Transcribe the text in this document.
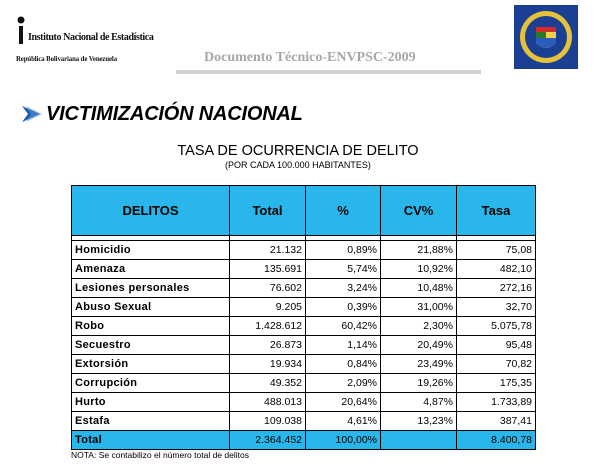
Instituto Nacional de Estadística
República Bolivariana de Venezuela	Documento Técnico-ENVPSC-2009
VICTIMIZACIÓN NACIONAL
TASA DE OCURRENCIA DE DELITO
(POR CADA 100.000 HABITANTES)
DELITOS	Total	%	CV%	Tasa

Homicidio	21.132	0,89%	21,88%	75,08
Amenaza	135.691	5,74%	10,92%	482,10
Lesiones personales	76.602	3,24%	10,48%	272,16
Abuso Sexual	9.205	0,39%	31,00%	32,70
Robo	1.428.612	60,42%	2,30%	5.075,78
Secuestro	26.873	1,14%	20,49%	95,48
Extorsión	19.934	0,84%	23,49%	70,82
Corrupción	49.352	2,09%	19,26%	175,35
Hurto	488.013	20,64%	4,87%	1.733,89
Estafa	109.038	4,61%	13,23%	387,41
Total	2.364.452	100,00%		8.400,78
NOTA: Se contabilizo el número total de delitos
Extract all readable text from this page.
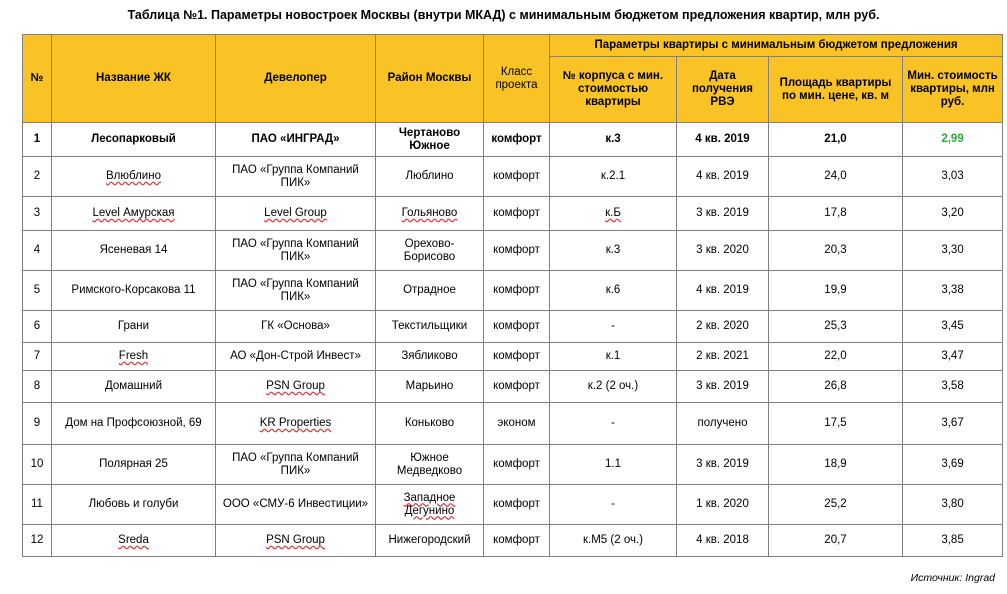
Таблица №1. Параметры новостроек Москвы (внутри МКАД) с минимальным бюджетом предложения квартир, млн руб.
№	Название ЖК	Девелопер	Район Москвы	Класс проекта	Параметры квартиры с минимальным бюджетом предложения			
					№ корпуса с мин. стоимостью квартиры	Дата получения РВЭ	Площадь квартиры по мин. цене, кв. м	Мин. стоимость квартиры, млн руб.
1	Лесопарковый	ПАО «ИНГРАД»	Чертаново Южное	комфорт	к.3	4 кв. 2019	21,0	2,99
2	Влюблино	ПАО «Группа Компаний ПИК»	Люблино	комфорт	к.2.1	4 кв. 2019	24,0	3,03
3	Level Амурская	Level Group	Гольяново	комфорт	к.Б	3 кв. 2019	17,8	3,20
4	Ясеневая 14	ПАО «Группа Компаний ПИК»	Орехово-Борисово	комфорт	к.3	3 кв. 2020	20,3	3,30
5	Римского-Корсакова 11	ПАО «Группа Компаний ПИК»	Отрадное	комфорт	к.6	4 кв. 2019	19,9	3,38
6	Грани	ГК «Основа»	Текстильщики	комфорт	-	2 кв. 2020	25,3	3,45
7	Fresh	АО «Дон-Строй Инвест»	Зябликово	комфорт	к.1	2 кв. 2021	22,0	3,47
8	Домашний	PSN Group	Марьино	комфорт	к.2 (2 оч.)	3 кв. 2019	26,8	3,58
9	Дом на Профсоюзной, 69	KR Properties	Коньково	эконом	-	получено	17,5	3,67
10	Полярная 25	ПАО «Группа Компаний ПИК»	Южное Медведково	комфорт	1.1	3 кв. 2019	18,9	3,69
11	Любовь и голуби	ООО «СМУ-6 Инвестиции»	Западное Дегунино	комфорт	-	1 кв. 2020	25,2	3,80
12	Sreda	PSN Group	Нижегородский	комфорт	к.М5 (2 оч.)	4 кв. 2018	20,7	3,85
Источник: Ingrad
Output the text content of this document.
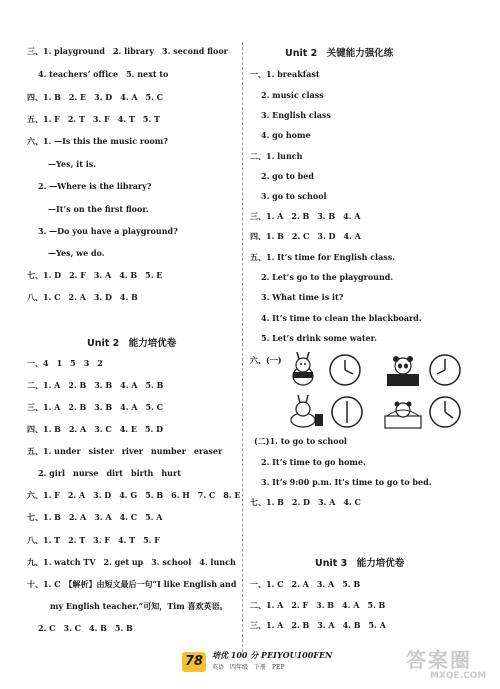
三、1. playground　2. library　3. second floor
4. teachers’ office　5. next to
四、1. B　2. E　3. D　4. A　5. C
五、1. F　2. T　3. F　4. T　5. T
六、1. —Is this the music room?
—Yes, it is.
2. —Where is the library?
—It’s on the first floor.
3. —Do you have a playground?
—Yes, we do.
七、1. D　2. F　3. A　4. B　5. E
八、1. C　2. A　3. D　4. B
Unit 2　能力培优卷
一、4　1　5　3　2
二、1. A　2. B　3. B　4. A　5. B
三、1. A　2. B　3. B　4. A　5. C
四、1. B　2. A　3. C　4. E　5. D
五、1. under　sister　river　number　eraser
2. girl　nurse　dirt　birth　hurt
六、1. F　2. A　3. D　4. G　5. B　6. H　7. C　8. E
七、1. B　2. A　3. A　4. C　5. A
八、1. T　2. T　3. F　4. T　5. F
九、1. watch TV　2. get up　3. school　4. lunch
十、1. C　【解析】由短文最后一句“I like English and
my English teacher.”可知，Tim 喜欢英语。
2. C　3. C　4. B　5. B
Unit 2　关键能力强化练
一、1. breakfast
2. music class
3. English class
4. go home
二、1. lunch
2. go to bed
3. go to school
三、1. A　2. B　3. B　4. A
四、1. B　2. C　3. D　4. A
五、1. It’s time for English class.
2. Let’s go to the playground.
3. What time is it?
4. It’s time to clean the blackboard.
5. Let’s drink some water.
六、(一)
(二)1. to go to school
2. It’s time to go home.
3. It’s 9:00 p.m. It’s time to go to bed.
七、1. B　2. D　3. A　4. C
Unit 3　能力培优卷
一、1. C　2. A　3. A　5. B
二、1. A　2. F　3. B　4. A　5. B
三、1. A　2. B　3. A　4. B　5. A
78	培优 100 分 PEIYOU100FEN
英语　四年级　下册　PEP	答案圈
MXQE.COM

- **Problem**: Copy out the records above in full, exactly as written, but not the pictures.

- **The output**:
Transcribe the text in this document.
Instituto Nacional de Estadística
República Bolivariana de Venezuela	Documento Técnico-ENVPSC-2009
VICTIMIZACIÓN NACIONAL
TASA DE OCURRENCIA DE DELITO
(POR CADA 100.000 HABITANTES)
DELITOS	Total	%	CV%	Tasa

Homicidio	21.132	0,89%	21,88%	75,08
Amenaza	135.691	5,74%	10,92%	482,10
Lesiones personales	76.602	3,24%	10,48%	272,16
Abuso Sexual	9.205	0,39%	31,00%	32,70
Robo	1.428.612	60,42%	2,30%	5.075,78
Secuestro	26.873	1,14%	20,49%	95,48
Extorsión	19.934	0,84%	23,49%	70,82
Corrupción	49.352	2,09%	19,26%	175,35
Hurto	488.013	20,64%	4,87%	1.733,89
Estafa	109.038	4,61%	13,23%	387,41
Total	2.364.452	100,00%		8.400,78
NOTA: Se contabilizo el número total de delitos
Extract all readable text from this page.
Таблица №1. Параметры новостроек Москвы (внутри МКАД) с минимальным бюджетом предложения квартир, млн руб.
№	Название ЖК	Девелопер	Район Москвы	Класс проекта	Параметры квартиры с минимальным бюджетом предложения			
					№ корпуса с мин. стоимостью квартиры	Дата получения РВЭ	Площадь квартиры по мин. цене, кв. м	Мин. стоимость квартиры, млн руб.
1	Лесопарковый	ПАО «ИНГРАД»	Чертаново Южное	комфорт	к.3	4 кв. 2019	21,0	2,99
2	Влюблино	ПАО «Группа Компаний ПИК»	Люблино	комфорт	к.2.1	4 кв. 2019	24,0	3,03
3	Level Амурская	Level Group	Гольяново	комфорт	к.Б	3 кв. 2019	17,8	3,20
4	Ясеневая 14	ПАО «Группа Компаний ПИК»	Орехово-Борисово	комфорт	к.3	3 кв. 2020	20,3	3,30
5	Римского-Корсакова 11	ПАО «Группа Компаний ПИК»	Отрадное	комфорт	к.6	4 кв. 2019	19,9	3,38
6	Грани	ГК «Основа»	Текстильщики	комфорт	-	2 кв. 2020	25,3	3,45
7	Fresh	АО «Дон-Строй Инвест»	Зябликово	комфорт	к.1	2 кв. 2021	22,0	3,47
8	Домашний	PSN Group	Марьино	комфорт	к.2 (2 оч.)	3 кв. 2019	26,8	3,58
9	Дом на Профсоюзной, 69	KR Properties	Коньково	эконом	-	получено	17,5	3,67
10	Полярная 25	ПАО «Группа Компаний ПИК»	Южное Медведково	комфорт	1.1	3 кв. 2019	18,9	3,69
11	Любовь и голуби	ООО «СМУ-6 Инвестиции»	Западное Дегунино	комфорт	-	1 кв. 2020	25,2	3,80
12	Sreda	PSN Group	Нижегородский	комфорт	к.М5 (2 оч.)	4 кв. 2018	20,7	3,85
Источник: Ingrad
Output the text content of this document.
三、1. playground　2. library　3. second floor
4. teachers’ office　5. next to
四、1. B　2. E　3. D　4. A　5. C
五、1. F　2. T　3. F　4. T　5. T
六、1. —Is this the music room?
—Yes, it is.
2. —Where is the library?
—It’s on the first floor.
3. —Do you have a playground?
—Yes, we do.
七、1. D　2. F　3. A　4. B　5. E
八、1. C　2. A　3. D　4. B
Unit 2　能力培优卷
一、4　1　5　3　2
二、1. A　2. B　3. B　4. A　5. B
三、1. A　2. B　3. B　4. A　5. C
四、1. B　2. A　3. C　4. E　5. D
五、1. under　sister　river　number　eraser
2. girl　nurse　dirt　birth　hurt
六、1. F　2. A　3. D　4. G　5. B　6. H　7. C　8. E
七、1. B　2. A　3. A　4. C　5. A
八、1. T　2. T　3. F　4. T　5. F
九、1. watch TV　2. get up　3. school　4. lunch
十、1. C　【解析】由短文最后一句“I like English and
my English teacher.”可知，Tim 喜欢英语。
2. C　3. C　4. B　5. B
Unit 2　关键能力强化练
一、1. breakfast
2. music class
3. English class
4. go home
二、1. lunch
2. go to bed
3. go to school
三、1. A　2. B　3. B　4. A
四、1. B　2. C　3. D　4. A
五、1. It’s time for English class.
2. Let’s go to the playground.
3. What time is it?
4. It’s time to clean the blackboard.
5. Let’s drink some water.
六、(一)
(二)1. to go to school
2. It’s time to go home.
3. It’s 9:00 p.m. It’s time to go to bed.
七、1. B　2. D　3. A　4. C
Unit 3　能力培优卷
一、1. C　2. A　3. A　5. B
二、1. A　2. F　3. B　4. A　5. B
三、1. A　2. B　3. A　4. B　5. A
78	培优 100 分 PEIYOU100FEN
英语　四年级　下册　PEP	答案圈
MXQE.COM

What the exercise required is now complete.